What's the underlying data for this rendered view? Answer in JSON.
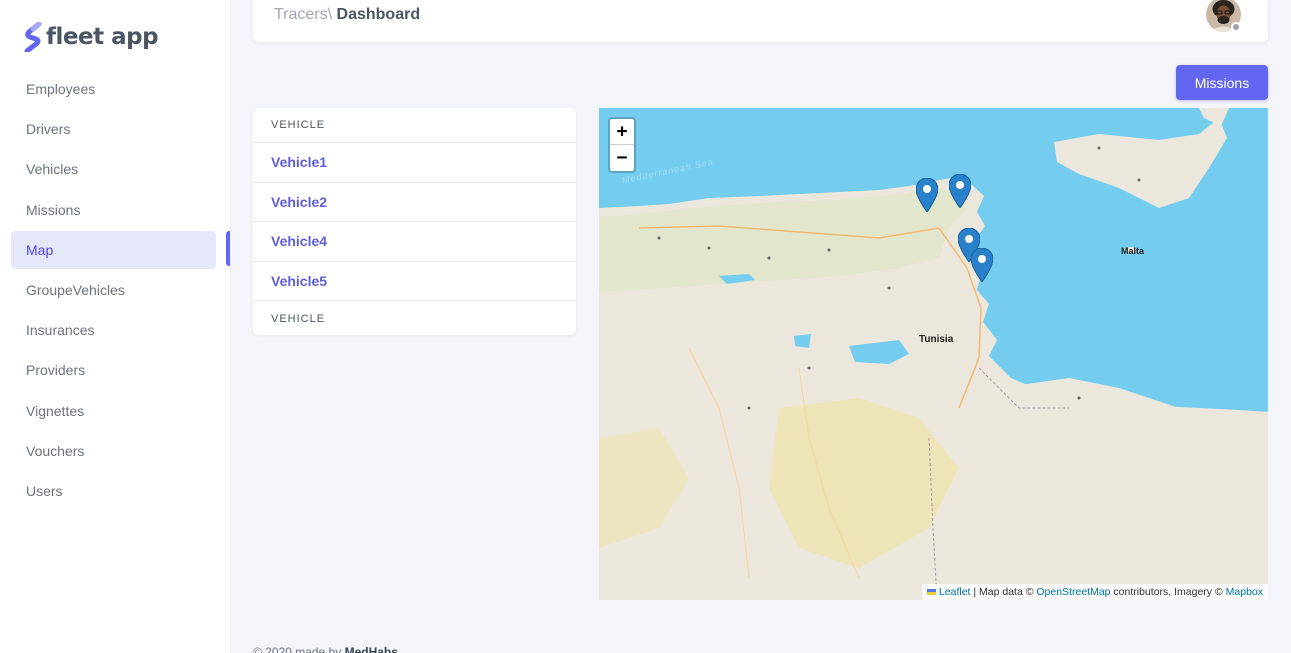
{
  "brand": {
    "name": "fleet app",
    "logo_icon": "brand-s-logo-icon",
    "logo_color": "#6366f1"
  },
  "sidebar": {
    "items": [
      {
        "label": "Employees",
        "active": false
      },
      {
        "label": "Drivers",
        "active": false
      },
      {
        "label": "Vehicles",
        "active": false
      },
      {
        "label": "Missions",
        "active": false
      },
      {
        "label": "Map",
        "active": true
      },
      {
        "label": "GroupeVehicles",
        "active": false
      },
      {
        "label": "Insurances",
        "active": false
      },
      {
        "label": "Providers",
        "active": false
      },
      {
        "label": "Vignettes",
        "active": false
      },
      {
        "label": "Vouchers",
        "active": false
      },
      {
        "label": "Users",
        "active": false
      }
    ]
  },
  "header": {
    "breadcrumb_root": "Tracers\\",
    "breadcrumb_current": "Dashboard"
  },
  "actions": {
    "missions_label": "Missions"
  },
  "vehicle_table": {
    "header": "VEHICLE",
    "footer": "VEHICLE",
    "rows": [
      "Vehicle1",
      "Vehicle2",
      "Vehicle4",
      "Vehicle5"
    ]
  },
  "map": {
    "zoom_in": "+",
    "zoom_out": "−",
    "country_label": "Tunisia",
    "sea_label": "Mediterranean Sea",
    "malta_label": "Malta",
    "attribution": {
      "leaflet": "Leaflet",
      "sep1": " | Map data © ",
      "osm": "OpenStreetMap",
      "sep2": " contributors, Imagery © ",
      "mapbox": "Mapbox"
    },
    "marker_icon": "map-marker-icon",
    "marker_color": "#2a81cb",
    "water_color": "#74cdee",
    "land_color": "#ece7dc"
  },
  "footer": {
    "prefix": "© 2020 made by ",
    "author": "MedHabs"
  },
  "colors": {
    "accent": "#6366f1",
    "active_bg": "#e5e7fb",
    "link": "#5b5fd8"
  }
}
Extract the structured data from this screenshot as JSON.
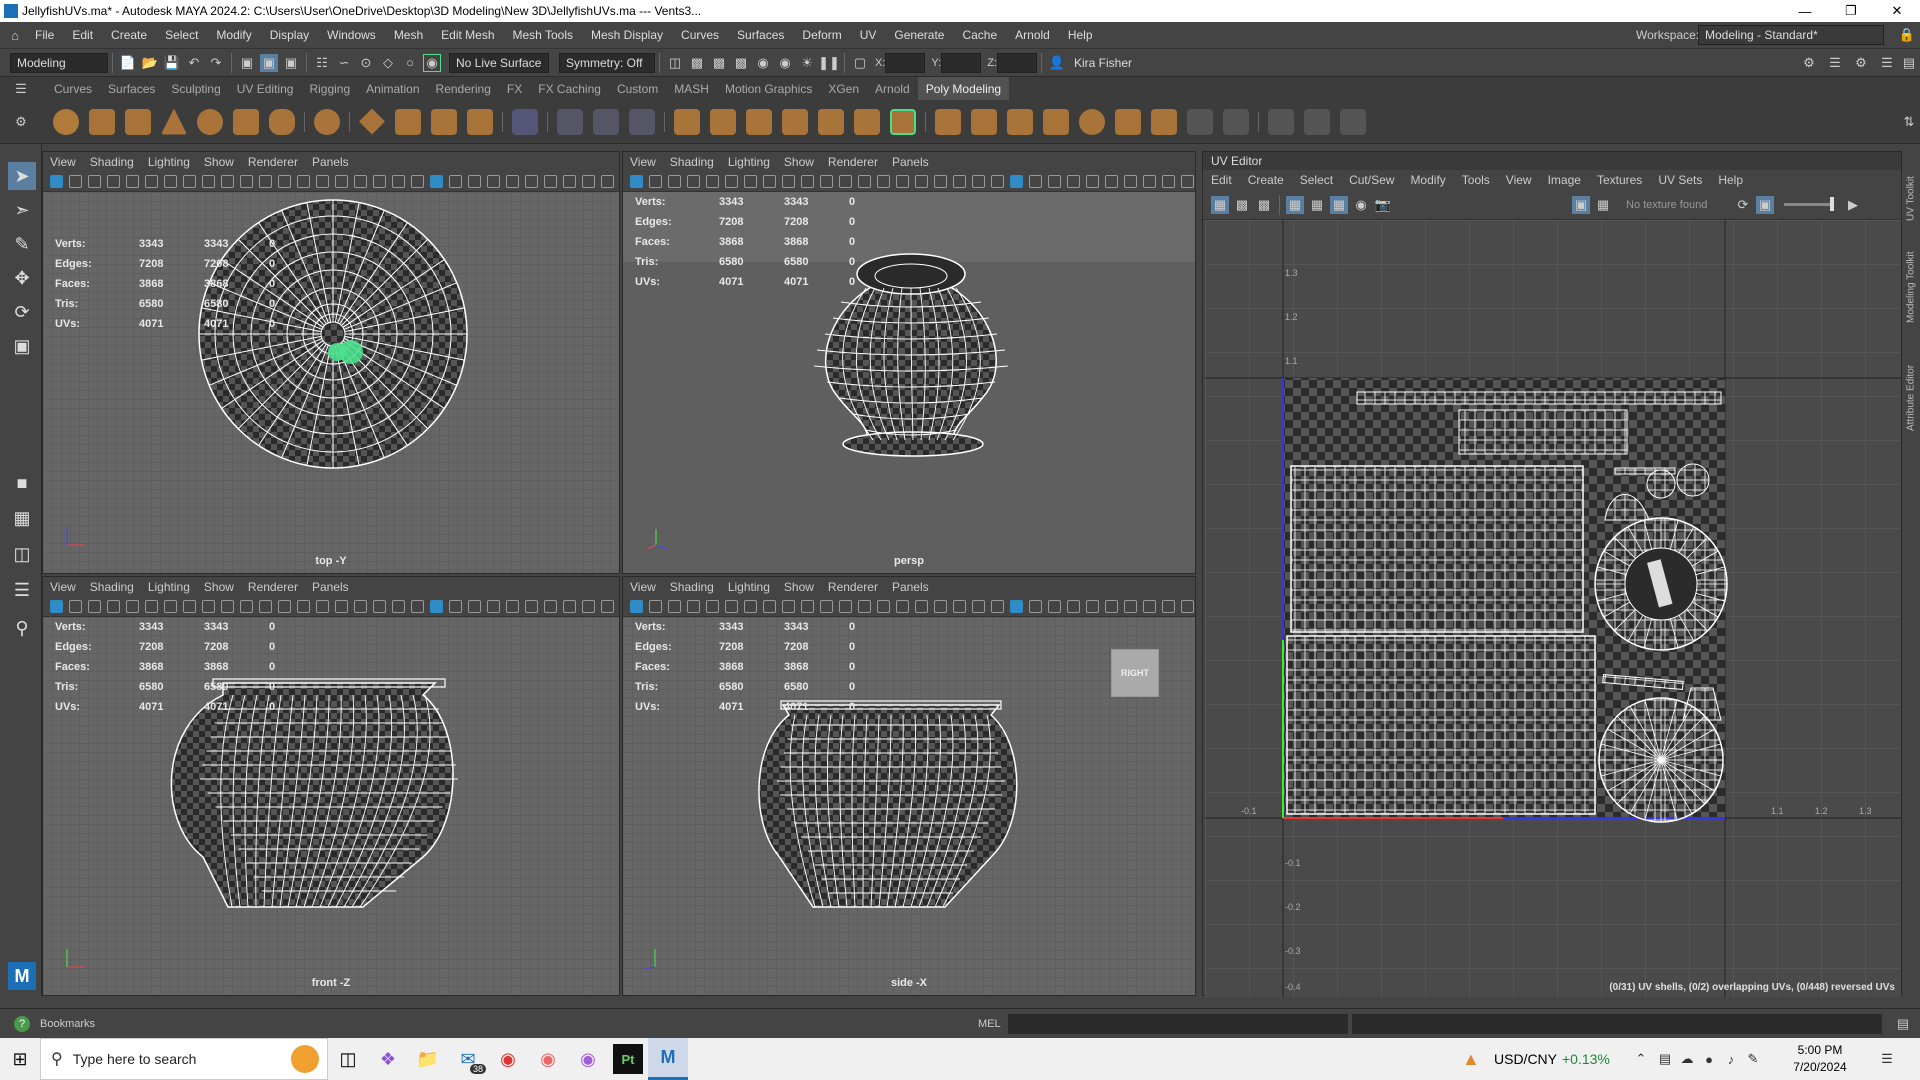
{
  "titlebar": {
    "title": "JellyfishUVs.ma* - Autodesk MAYA 2024.2: C:\\Users\\User\\OneDrive\\Desktop\\3D Modeling\\New 3D\\JellyfishUVs.ma   ---   Vents3..."
  },
  "menubar": {
    "items": [
      "File",
      "Edit",
      "Create",
      "Select",
      "Modify",
      "Display",
      "Windows",
      "Mesh",
      "Edit Mesh",
      "Mesh Tools",
      "Mesh Display",
      "Curves",
      "Surfaces",
      "Deform",
      "UV",
      "Generate",
      "Cache",
      "Arnold",
      "Help"
    ],
    "workspace_label": "Workspace:",
    "workspace_value": "Modeling - Standard*"
  },
  "statusline": {
    "mode": "Modeling",
    "live_surface": "No Live Surface",
    "symmetry": "Symmetry: Off",
    "x_label": "X:",
    "y_label": "Y:",
    "z_label": "Z:",
    "user": "Kira Fisher"
  },
  "shelf": {
    "tabs": [
      "Curves",
      "Surfaces",
      "Sculpting",
      "UV Editing",
      "Rigging",
      "Animation",
      "Rendering",
      "FX",
      "FX Caching",
      "Custom",
      "MASH",
      "Motion Graphics",
      "XGen",
      "Arnold",
      "Poly Modeling"
    ],
    "active": "Poly Modeling"
  },
  "viewport_menu": [
    "View",
    "Shading",
    "Lighting",
    "Show",
    "Renderer",
    "Panels"
  ],
  "hud": {
    "top": {
      "rows": [
        [
          "Verts:",
          "3343",
          "3343",
          "0"
        ],
        [
          "Edges:",
          "7208",
          "7208",
          "0"
        ],
        [
          "Faces:",
          "3868",
          "3868",
          "0"
        ],
        [
          "Tris:",
          "6580",
          "6580",
          "0"
        ],
        [
          "UVs:",
          "4071",
          "4071",
          "0"
        ]
      ],
      "camera": "top -Y"
    },
    "persp": {
      "rows": [
        [
          "Verts:",
          "3343",
          "3343",
          "0"
        ],
        [
          "Edges:",
          "7208",
          "7208",
          "0"
        ],
        [
          "Faces:",
          "3868",
          "3868",
          "0"
        ],
        [
          "Tris:",
          "6580",
          "6580",
          "0"
        ],
        [
          "UVs:",
          "4071",
          "4071",
          "0"
        ]
      ],
      "camera": "persp"
    },
    "front": {
      "rows": [
        [
          "Verts:",
          "3343",
          "3343",
          "0"
        ],
        [
          "Edges:",
          "7208",
          "7208",
          "0"
        ],
        [
          "Faces:",
          "3868",
          "3868",
          "0"
        ],
        [
          "Tris:",
          "6580",
          "6580",
          "0"
        ],
        [
          "UVs:",
          "4071",
          "4071",
          "0"
        ]
      ],
      "camera": "front -Z"
    },
    "side": {
      "rows": [
        [
          "Verts:",
          "3343",
          "3343",
          "0"
        ],
        [
          "Edges:",
          "7208",
          "7208",
          "0"
        ],
        [
          "Faces:",
          "3868",
          "3868",
          "0"
        ],
        [
          "Tris:",
          "6580",
          "6580",
          "0"
        ],
        [
          "UVs:",
          "4071",
          "4071",
          "0"
        ]
      ],
      "camera": "side -X",
      "viewcube": "RIGHT"
    }
  },
  "uv_editor": {
    "title": "UV Editor",
    "menu": [
      "Edit",
      "Create",
      "Select",
      "Cut/Sew",
      "Modify",
      "Tools",
      "View",
      "Image",
      "Textures",
      "UV Sets",
      "Help"
    ],
    "texture": "No texture found",
    "ticks_left": [
      "1.3",
      "1.2",
      "1.1",
      "-0.1",
      "-0.2",
      "-0.3",
      "-0.4"
    ],
    "ticks_bottom": [
      "-0.1",
      "1.1",
      "1.2",
      "1.3"
    ],
    "status": "(0/31) UV shells, (0/2) overlapping UVs, (0/448) reversed UVs"
  },
  "side_tabs": [
    "UV Toolkit",
    "Modeling Toolkit",
    "Attribute Editor"
  ],
  "helpline": {
    "bookmarks": "Bookmarks",
    "mel": "MEL"
  },
  "taskbar": {
    "search": "Type here to search",
    "mail_badge": "38",
    "ticker": "USD/CNY",
    "ticker_change": "+0.13%",
    "time": "5:00 PM",
    "date": "7/20/2024"
  },
  "colors": {
    "accent": "#2f8cc7",
    "selection": "#49e08c",
    "wire": "#ffffff"
  }
}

----------------------------------------

**EXERCISE**: What count of lines in the listing contain the word "Modeling"? Reply with the number only.

**FINAL RESULT**: 6